═════ RECORDS SUPPLIED

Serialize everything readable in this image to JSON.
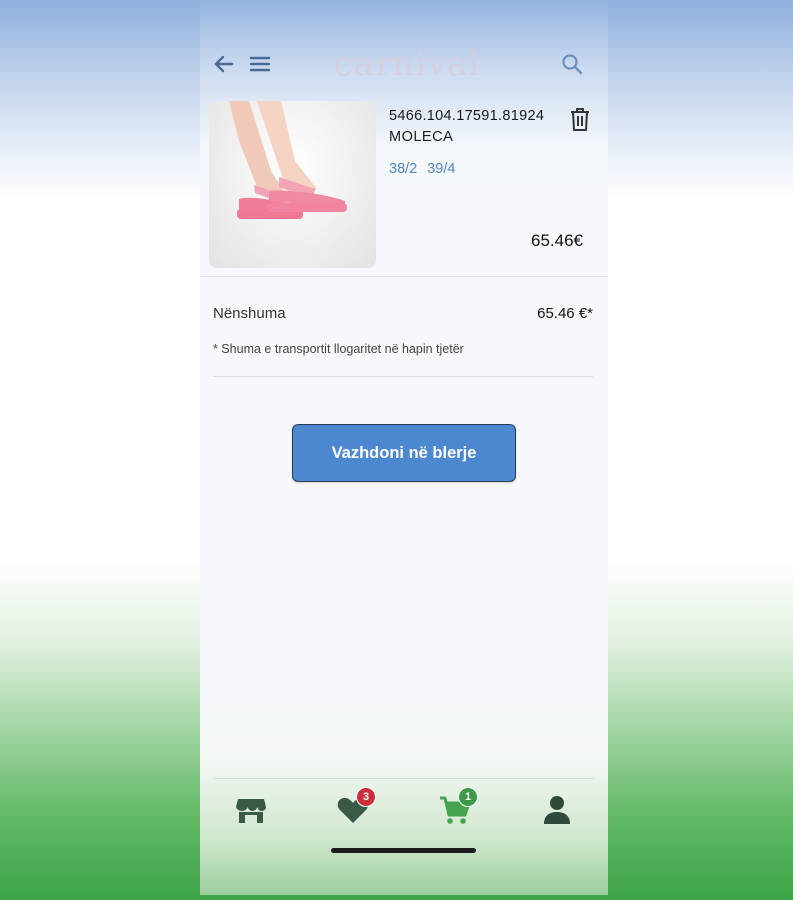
{
  "header": {
    "logo_text": "carnival",
    "back_icon": "arrow-left-icon",
    "menu_icon": "hamburger-menu-icon",
    "search_icon": "search-icon"
  },
  "cart_item": {
    "code": "5466.104.17591.81924",
    "name": "MOLECA",
    "sizes": [
      "38/2",
      "39/4"
    ],
    "price": "65.46€",
    "image": "pink platform slide sandals on feet",
    "delete_icon": "trash-icon"
  },
  "summary": {
    "subtotal_label": "Nënshuma",
    "subtotal_value": "65.46 €*",
    "shipping_note": "* Shuma e transportit llogaritet në hapin tjetër"
  },
  "checkout_button": "Vazhdoni në blerje",
  "tabbar": {
    "store_icon": "store-icon",
    "favorites_icon": "heart-icon",
    "favorites_count": "3",
    "cart_icon": "cart-icon",
    "cart_count": "1",
    "profile_icon": "user-icon"
  },
  "colors": {
    "accent": "#4c88cf",
    "size_link": "#4f86c6",
    "fav_badge": "#cc2f3a",
    "cart_badge": "#3d9a46",
    "cart_icon": "#46a34f"
  }
}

══════════

The answer must consist solely of the number of lines in the entries that contain the word "image".

■ THE ANSWER
2